[Excerpts from a figure dataset]
::::

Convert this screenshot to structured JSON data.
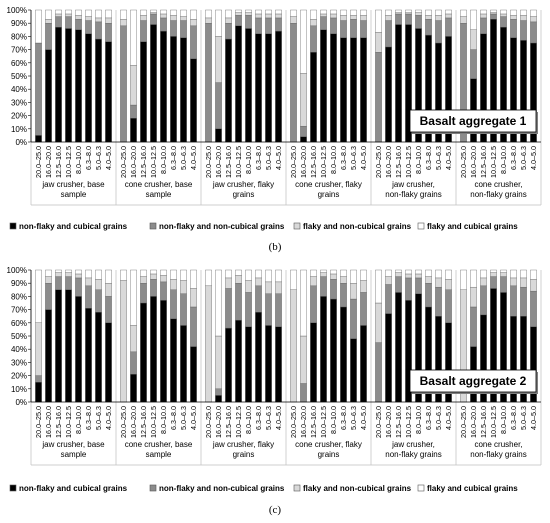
{
  "chart_data": [
    {
      "type": "bar",
      "stacked": true,
      "title": "Basalt aggregate 1",
      "caption": "(b)",
      "ylim": [
        0,
        100
      ],
      "yticks": [
        "0%",
        "10%",
        "20%",
        "30%",
        "40%",
        "50%",
        "60%",
        "70%",
        "80%",
        "90%",
        "100%"
      ],
      "categories": [
        "20.0–25.0",
        "16.0–20.0",
        "12.5–16.0",
        "10.0–12.5",
        "8.0–10.0",
        "6.3–8.0",
        "5.0–6.3",
        "4.0–5.0"
      ],
      "groups": [
        "jaw crusher, base sample",
        "cone crusher, base sample",
        "jaw crusher, flaky grains",
        "cone crusher, flaky grains",
        "jaw crusher, non-flaky grains",
        "cone crusher, non-flaky grains"
      ],
      "legend": [
        "non-flaky and cubical grains",
        "non-flaky and non-cubical grains",
        "flaky and non-cubical grains",
        "flaky and cubical grains"
      ],
      "colors": [
        "#000000",
        "#8c8c8c",
        "#d9d9d9",
        "#ffffff"
      ],
      "values": [
        [
          [
            5,
            70,
            0,
            25
          ],
          [
            70,
            20,
            3,
            7
          ],
          [
            87,
            8,
            2,
            3
          ],
          [
            86,
            9,
            2,
            3
          ],
          [
            85,
            8,
            3,
            4
          ],
          [
            82,
            10,
            3,
            5
          ],
          [
            78,
            13,
            3,
            6
          ],
          [
            76,
            14,
            4,
            6
          ]
        ],
        [
          [
            0,
            88,
            5,
            7
          ],
          [
            18,
            10,
            30,
            42
          ],
          [
            76,
            16,
            4,
            4
          ],
          [
            89,
            8,
            1,
            2
          ],
          [
            84,
            10,
            3,
            3
          ],
          [
            80,
            12,
            4,
            4
          ],
          [
            79,
            13,
            3,
            5
          ],
          [
            63,
            25,
            5,
            7
          ]
        ],
        [
          [
            0,
            90,
            4,
            6
          ],
          [
            10,
            35,
            35,
            20
          ],
          [
            78,
            12,
            4,
            6
          ],
          [
            88,
            8,
            2,
            2
          ],
          [
            86,
            10,
            2,
            2
          ],
          [
            82,
            12,
            3,
            3
          ],
          [
            82,
            12,
            3,
            3
          ],
          [
            84,
            10,
            3,
            3
          ]
        ],
        [
          [
            0,
            90,
            5,
            5
          ],
          [
            4,
            8,
            40,
            48
          ],
          [
            68,
            20,
            5,
            7
          ],
          [
            85,
            10,
            2,
            3
          ],
          [
            82,
            12,
            3,
            3
          ],
          [
            79,
            13,
            4,
            4
          ],
          [
            79,
            14,
            3,
            4
          ],
          [
            79,
            13,
            4,
            4
          ]
        ],
        [
          [
            0,
            68,
            15,
            17
          ],
          [
            72,
            20,
            4,
            4
          ],
          [
            89,
            8,
            1,
            2
          ],
          [
            89,
            8,
            1,
            2
          ],
          [
            86,
            10,
            2,
            2
          ],
          [
            81,
            12,
            3,
            4
          ],
          [
            75,
            17,
            4,
            4
          ],
          [
            80,
            14,
            3,
            3
          ]
        ],
        [
          [
            0,
            90,
            5,
            5
          ],
          [
            48,
            22,
            15,
            15
          ],
          [
            82,
            12,
            3,
            3
          ],
          [
            93,
            4,
            1,
            2
          ],
          [
            87,
            8,
            2,
            3
          ],
          [
            79,
            14,
            3,
            4
          ],
          [
            77,
            15,
            4,
            4
          ],
          [
            75,
            16,
            4,
            5
          ]
        ]
      ]
    },
    {
      "type": "bar",
      "stacked": true,
      "title": "Basalt aggregate 2",
      "caption": "(c)",
      "ylim": [
        0,
        100
      ],
      "yticks": [
        "0%",
        "10%",
        "20%",
        "30%",
        "40%",
        "50%",
        "60%",
        "70%",
        "80%",
        "90%",
        "100%"
      ],
      "categories": [
        "20.0–25.0",
        "16.0–20.0",
        "12.5–16.0",
        "10.0–12.5",
        "8.0–10.0",
        "6.3–8.0",
        "5.0–6.3",
        "4.0–5.0"
      ],
      "groups": [
        "jaw crusher, base sample",
        "cone crusher, base sample",
        "jaw crusher, flaky grains",
        "cone crusher, flaky grains",
        "jaw crusher, non-flaky grains",
        "cone crusher, non-flaky grains"
      ],
      "legend": [
        "non-flaky and cubical grains",
        "non-flaky and non-cubical grains",
        "flaky and non-cubical grains",
        "flaky and cubical grains"
      ],
      "colors": [
        "#000000",
        "#8c8c8c",
        "#d9d9d9",
        "#ffffff"
      ],
      "values": [
        [
          [
            15,
            5,
            40,
            40
          ],
          [
            70,
            20,
            5,
            5
          ],
          [
            85,
            10,
            3,
            2
          ],
          [
            85,
            10,
            3,
            2
          ],
          [
            80,
            14,
            3,
            3
          ],
          [
            71,
            17,
            6,
            6
          ],
          [
            68,
            17,
            8,
            7
          ],
          [
            60,
            20,
            10,
            10
          ]
        ],
        [
          [
            0,
            0,
            92,
            8
          ],
          [
            21,
            17,
            20,
            42
          ],
          [
            75,
            15,
            5,
            5
          ],
          [
            80,
            13,
            4,
            3
          ],
          [
            77,
            14,
            5,
            4
          ],
          [
            63,
            22,
            8,
            7
          ],
          [
            58,
            24,
            10,
            8
          ],
          [
            42,
            30,
            14,
            14
          ]
        ],
        [
          [
            0,
            0,
            88,
            12
          ],
          [
            5,
            5,
            40,
            50
          ],
          [
            56,
            30,
            8,
            6
          ],
          [
            62,
            28,
            6,
            4
          ],
          [
            57,
            26,
            9,
            8
          ],
          [
            68,
            20,
            6,
            6
          ],
          [
            58,
            24,
            9,
            9
          ],
          [
            57,
            25,
            9,
            9
          ]
        ],
        [
          [
            0,
            0,
            85,
            15
          ],
          [
            0,
            14,
            36,
            50
          ],
          [
            60,
            28,
            7,
            5
          ],
          [
            80,
            15,
            3,
            2
          ],
          [
            78,
            15,
            4,
            3
          ],
          [
            72,
            18,
            5,
            5
          ],
          [
            48,
            30,
            12,
            10
          ],
          [
            58,
            25,
            9,
            8
          ]
        ],
        [
          [
            0,
            45,
            30,
            25
          ],
          [
            67,
            22,
            6,
            5
          ],
          [
            83,
            12,
            3,
            2
          ],
          [
            77,
            17,
            3,
            3
          ],
          [
            82,
            12,
            3,
            3
          ],
          [
            72,
            18,
            5,
            5
          ],
          [
            65,
            22,
            7,
            6
          ],
          [
            60,
            25,
            8,
            7
          ]
        ],
        [
          [
            0,
            0,
            85,
            15
          ],
          [
            42,
            30,
            15,
            13
          ],
          [
            66,
            22,
            6,
            6
          ],
          [
            86,
            9,
            3,
            2
          ],
          [
            83,
            12,
            3,
            2
          ],
          [
            65,
            23,
            6,
            6
          ],
          [
            65,
            22,
            7,
            6
          ],
          [
            57,
            27,
            9,
            7
          ]
        ]
      ]
    }
  ]
}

::::

Objective
Print each record exactly as it stands, leaving the images out.

Finished exercise
Convert this screenshot to structured JSON data.
{
  "chart_data": [
    {
      "type": "bar",
      "stacked": true,
      "title": "Basalt aggregate 1",
      "caption": "(b)",
      "ylim": [
        0,
        100
      ],
      "yticks": [
        "0%",
        "10%",
        "20%",
        "30%",
        "40%",
        "50%",
        "60%",
        "70%",
        "80%",
        "90%",
        "100%"
      ],
      "categories": [
        "20.0–25.0",
        "16.0–20.0",
        "12.5–16.0",
        "10.0–12.5",
        "8.0–10.0",
        "6.3–8.0",
        "5.0–6.3",
        "4.0–5.0"
      ],
      "groups": [
        "jaw crusher, base sample",
        "cone crusher, base sample",
        "jaw crusher, flaky grains",
        "cone crusher, flaky grains",
        "jaw crusher, non-flaky grains",
        "cone crusher, non-flaky grains"
      ],
      "legend": [
        "non-flaky and cubical grains",
        "non-flaky and non-cubical grains",
        "flaky and non-cubical grains",
        "flaky and cubical grains"
      ],
      "colors": [
        "#000000",
        "#8c8c8c",
        "#d9d9d9",
        "#ffffff"
      ],
      "values": [
        [
          [
            5,
            70,
            0,
            25
          ],
          [
            70,
            20,
            3,
            7
          ],
          [
            87,
            8,
            2,
            3
          ],
          [
            86,
            9,
            2,
            3
          ],
          [
            85,
            8,
            3,
            4
          ],
          [
            82,
            10,
            3,
            5
          ],
          [
            78,
            13,
            3,
            6
          ],
          [
            76,
            14,
            4,
            6
          ]
        ],
        [
          [
            0,
            88,
            5,
            7
          ],
          [
            18,
            10,
            30,
            42
          ],
          [
            76,
            16,
            4,
            4
          ],
          [
            89,
            8,
            1,
            2
          ],
          [
            84,
            10,
            3,
            3
          ],
          [
            80,
            12,
            4,
            4
          ],
          [
            79,
            13,
            3,
            5
          ],
          [
            63,
            25,
            5,
            7
          ]
        ],
        [
          [
            0,
            90,
            4,
            6
          ],
          [
            10,
            35,
            35,
            20
          ],
          [
            78,
            12,
            4,
            6
          ],
          [
            88,
            8,
            2,
            2
          ],
          [
            86,
            10,
            2,
            2
          ],
          [
            82,
            12,
            3,
            3
          ],
          [
            82,
            12,
            3,
            3
          ],
          [
            84,
            10,
            3,
            3
          ]
        ],
        [
          [
            0,
            90,
            5,
            5
          ],
          [
            4,
            8,
            40,
            48
          ],
          [
            68,
            20,
            5,
            7
          ],
          [
            85,
            10,
            2,
            3
          ],
          [
            82,
            12,
            3,
            3
          ],
          [
            79,
            13,
            4,
            4
          ],
          [
            79,
            14,
            3,
            4
          ],
          [
            79,
            13,
            4,
            4
          ]
        ],
        [
          [
            0,
            68,
            15,
            17
          ],
          [
            72,
            20,
            4,
            4
          ],
          [
            89,
            8,
            1,
            2
          ],
          [
            89,
            8,
            1,
            2
          ],
          [
            86,
            10,
            2,
            2
          ],
          [
            81,
            12,
            3,
            4
          ],
          [
            75,
            17,
            4,
            4
          ],
          [
            80,
            14,
            3,
            3
          ]
        ],
        [
          [
            0,
            90,
            5,
            5
          ],
          [
            48,
            22,
            15,
            15
          ],
          [
            82,
            12,
            3,
            3
          ],
          [
            93,
            4,
            1,
            2
          ],
          [
            87,
            8,
            2,
            3
          ],
          [
            79,
            14,
            3,
            4
          ],
          [
            77,
            15,
            4,
            4
          ],
          [
            75,
            16,
            4,
            5
          ]
        ]
      ]
    },
    {
      "type": "bar",
      "stacked": true,
      "title": "Basalt aggregate 2",
      "caption": "(c)",
      "ylim": [
        0,
        100
      ],
      "yticks": [
        "0%",
        "10%",
        "20%",
        "30%",
        "40%",
        "50%",
        "60%",
        "70%",
        "80%",
        "90%",
        "100%"
      ],
      "categories": [
        "20.0–25.0",
        "16.0–20.0",
        "12.5–16.0",
        "10.0–12.5",
        "8.0–10.0",
        "6.3–8.0",
        "5.0–6.3",
        "4.0–5.0"
      ],
      "groups": [
        "jaw crusher, base sample",
        "cone crusher, base sample",
        "jaw crusher, flaky grains",
        "cone crusher, flaky grains",
        "jaw crusher, non-flaky grains",
        "cone crusher, non-flaky grains"
      ],
      "legend": [
        "non-flaky and cubical grains",
        "non-flaky and non-cubical grains",
        "flaky and non-cubical grains",
        "flaky and cubical grains"
      ],
      "colors": [
        "#000000",
        "#8c8c8c",
        "#d9d9d9",
        "#ffffff"
      ],
      "values": [
        [
          [
            15,
            5,
            40,
            40
          ],
          [
            70,
            20,
            5,
            5
          ],
          [
            85,
            10,
            3,
            2
          ],
          [
            85,
            10,
            3,
            2
          ],
          [
            80,
            14,
            3,
            3
          ],
          [
            71,
            17,
            6,
            6
          ],
          [
            68,
            17,
            8,
            7
          ],
          [
            60,
            20,
            10,
            10
          ]
        ],
        [
          [
            0,
            0,
            92,
            8
          ],
          [
            21,
            17,
            20,
            42
          ],
          [
            75,
            15,
            5,
            5
          ],
          [
            80,
            13,
            4,
            3
          ],
          [
            77,
            14,
            5,
            4
          ],
          [
            63,
            22,
            8,
            7
          ],
          [
            58,
            24,
            10,
            8
          ],
          [
            42,
            30,
            14,
            14
          ]
        ],
        [
          [
            0,
            0,
            88,
            12
          ],
          [
            5,
            5,
            40,
            50
          ],
          [
            56,
            30,
            8,
            6
          ],
          [
            62,
            28,
            6,
            4
          ],
          [
            57,
            26,
            9,
            8
          ],
          [
            68,
            20,
            6,
            6
          ],
          [
            58,
            24,
            9,
            9
          ],
          [
            57,
            25,
            9,
            9
          ]
        ],
        [
          [
            0,
            0,
            85,
            15
          ],
          [
            0,
            14,
            36,
            50
          ],
          [
            60,
            28,
            7,
            5
          ],
          [
            80,
            15,
            3,
            2
          ],
          [
            78,
            15,
            4,
            3
          ],
          [
            72,
            18,
            5,
            5
          ],
          [
            48,
            30,
            12,
            10
          ],
          [
            58,
            25,
            9,
            8
          ]
        ],
        [
          [
            0,
            45,
            30,
            25
          ],
          [
            67,
            22,
            6,
            5
          ],
          [
            83,
            12,
            3,
            2
          ],
          [
            77,
            17,
            3,
            3
          ],
          [
            82,
            12,
            3,
            3
          ],
          [
            72,
            18,
            5,
            5
          ],
          [
            65,
            22,
            7,
            6
          ],
          [
            60,
            25,
            8,
            7
          ]
        ],
        [
          [
            0,
            0,
            85,
            15
          ],
          [
            42,
            30,
            15,
            13
          ],
          [
            66,
            22,
            6,
            6
          ],
          [
            86,
            9,
            3,
            2
          ],
          [
            83,
            12,
            3,
            2
          ],
          [
            65,
            23,
            6,
            6
          ],
          [
            65,
            22,
            7,
            6
          ],
          [
            57,
            27,
            9,
            7
          ]
        ]
      ]
    }
  ]
}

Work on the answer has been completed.